--- start of Data records ---

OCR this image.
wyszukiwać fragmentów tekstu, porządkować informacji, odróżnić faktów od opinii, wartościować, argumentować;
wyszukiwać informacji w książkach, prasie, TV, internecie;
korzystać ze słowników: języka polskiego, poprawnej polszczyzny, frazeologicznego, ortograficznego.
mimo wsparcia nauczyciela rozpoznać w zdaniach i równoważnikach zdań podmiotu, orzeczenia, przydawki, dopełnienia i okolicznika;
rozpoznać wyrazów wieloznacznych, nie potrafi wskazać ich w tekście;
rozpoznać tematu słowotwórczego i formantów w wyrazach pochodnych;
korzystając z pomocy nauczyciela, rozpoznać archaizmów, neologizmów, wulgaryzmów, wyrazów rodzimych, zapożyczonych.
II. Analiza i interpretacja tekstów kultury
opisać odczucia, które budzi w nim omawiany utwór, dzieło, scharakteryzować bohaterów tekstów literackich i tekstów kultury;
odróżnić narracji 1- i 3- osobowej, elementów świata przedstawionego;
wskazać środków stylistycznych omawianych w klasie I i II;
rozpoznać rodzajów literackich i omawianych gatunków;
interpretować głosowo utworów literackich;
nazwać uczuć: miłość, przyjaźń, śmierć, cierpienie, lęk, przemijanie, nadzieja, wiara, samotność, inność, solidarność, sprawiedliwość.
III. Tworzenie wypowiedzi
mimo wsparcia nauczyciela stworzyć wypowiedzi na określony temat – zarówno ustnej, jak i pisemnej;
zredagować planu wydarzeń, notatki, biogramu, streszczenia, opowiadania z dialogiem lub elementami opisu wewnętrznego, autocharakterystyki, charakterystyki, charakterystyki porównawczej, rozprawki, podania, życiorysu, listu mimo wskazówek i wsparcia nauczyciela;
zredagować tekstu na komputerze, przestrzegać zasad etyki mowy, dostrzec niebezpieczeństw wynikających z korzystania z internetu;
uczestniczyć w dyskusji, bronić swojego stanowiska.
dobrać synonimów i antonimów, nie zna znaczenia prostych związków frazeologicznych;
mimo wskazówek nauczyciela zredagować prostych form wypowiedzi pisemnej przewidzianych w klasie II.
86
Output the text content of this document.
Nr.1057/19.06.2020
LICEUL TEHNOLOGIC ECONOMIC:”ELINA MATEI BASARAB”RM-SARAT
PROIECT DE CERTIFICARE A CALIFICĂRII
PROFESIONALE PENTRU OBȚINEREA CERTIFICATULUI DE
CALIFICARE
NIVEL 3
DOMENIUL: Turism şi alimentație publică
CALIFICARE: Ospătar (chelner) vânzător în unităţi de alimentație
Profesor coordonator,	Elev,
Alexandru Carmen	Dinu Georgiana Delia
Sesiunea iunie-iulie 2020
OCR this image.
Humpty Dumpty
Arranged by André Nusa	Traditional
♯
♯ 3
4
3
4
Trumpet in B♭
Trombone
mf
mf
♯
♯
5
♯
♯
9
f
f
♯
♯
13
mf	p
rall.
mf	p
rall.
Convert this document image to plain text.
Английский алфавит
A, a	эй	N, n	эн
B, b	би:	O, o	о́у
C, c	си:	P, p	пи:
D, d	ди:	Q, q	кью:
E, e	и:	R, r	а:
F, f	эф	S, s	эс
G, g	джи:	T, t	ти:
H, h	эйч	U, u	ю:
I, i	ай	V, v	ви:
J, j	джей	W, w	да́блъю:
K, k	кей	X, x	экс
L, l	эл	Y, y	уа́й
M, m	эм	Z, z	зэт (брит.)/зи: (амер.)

--- end of Data records ---

# Task to carry out:
Without leaving anything out, give the entries again exactly.

# Response:
OCR this image.
wyszukiwać fragmentów tekstu, porządkować informacji, odróżnić faktów od opinii, wartościować, argumentować;
wyszukiwać informacji w książkach, prasie, TV, internecie;
korzystać ze słowników: języka polskiego, poprawnej polszczyzny, frazeologicznego, ortograficznego.
mimo wsparcia nauczyciela rozpoznać w zdaniach i równoważnikach zdań podmiotu, orzeczenia, przydawki, dopełnienia i okolicznika;
rozpoznać wyrazów wieloznacznych, nie potrafi wskazać ich w tekście;
rozpoznać tematu słowotwórczego i formantów w wyrazach pochodnych;
korzystając z pomocy nauczyciela, rozpoznać archaizmów, neologizmów, wulgaryzmów, wyrazów rodzimych, zapożyczonych.
II. Analiza i interpretacja tekstów kultury
opisać odczucia, które budzi w nim omawiany utwór, dzieło, scharakteryzować bohaterów tekstów literackich i tekstów kultury;
odróżnić narracji 1- i 3- osobowej, elementów świata przedstawionego;
wskazać środków stylistycznych omawianych w klasie I i II;
rozpoznać rodzajów literackich i omawianych gatunków;
interpretować głosowo utworów literackich;
nazwać uczuć: miłość, przyjaźń, śmierć, cierpienie, lęk, przemijanie, nadzieja, wiara, samotność, inność, solidarność, sprawiedliwość.
III. Tworzenie wypowiedzi
mimo wsparcia nauczyciela stworzyć wypowiedzi na określony temat – zarówno ustnej, jak i pisemnej;
zredagować planu wydarzeń, notatki, biogramu, streszczenia, opowiadania z dialogiem lub elementami opisu wewnętrznego, autocharakterystyki, charakterystyki, charakterystyki porównawczej, rozprawki, podania, życiorysu, listu mimo wskazówek i wsparcia nauczyciela;
zredagować tekstu na komputerze, przestrzegać zasad etyki mowy, dostrzec niebezpieczeństw wynikających z korzystania z internetu;
uczestniczyć w dyskusji, bronić swojego stanowiska.
dobrać synonimów i antonimów, nie zna znaczenia prostych związków frazeologicznych;
mimo wskazówek nauczyciela zredagować prostych form wypowiedzi pisemnej przewidzianych w klasie II.
86
Output the text content of this document.
Nr.1057/19.06.2020
LICEUL TEHNOLOGIC ECONOMIC:”ELINA MATEI BASARAB”RM-SARAT
PROIECT DE CERTIFICARE A CALIFICĂRII
PROFESIONALE PENTRU OBȚINEREA CERTIFICATULUI DE
CALIFICARE
NIVEL 3
DOMENIUL: Turism şi alimentație publică
CALIFICARE: Ospătar (chelner) vânzător în unităţi de alimentație
Profesor coordonator,	Elev,
Alexandru Carmen	Dinu Georgiana Delia
Sesiunea iunie-iulie 2020
OCR this image.
Humpty Dumpty
Arranged by André Nusa	Traditional
♯
♯ 3
4
3
4
Trumpet in B♭
Trombone
mf
mf
♯
♯
5
♯
♯
9
f
f
♯
♯
13
mf	p
rall.
mf	p
rall.
Convert this document image to plain text.
Английский алфавит
A, a	эй	N, n	эн
B, b	би:	O, o	о́у
C, c	си:	P, p	пи:
D, d	ди:	Q, q	кью:
E, e	и:	R, r	а:
F, f	эф	S, s	эс
G, g	джи:	T, t	ти:
H, h	эйч	U, u	ю:
I, i	ай	V, v	ви:
J, j	джей	W, w	да́блъю:
K, k	кей	X, x	экс
L, l	эл	Y, y	уа́й
M, m	эм	Z, z	зэт (брит.)/зи: (амер.)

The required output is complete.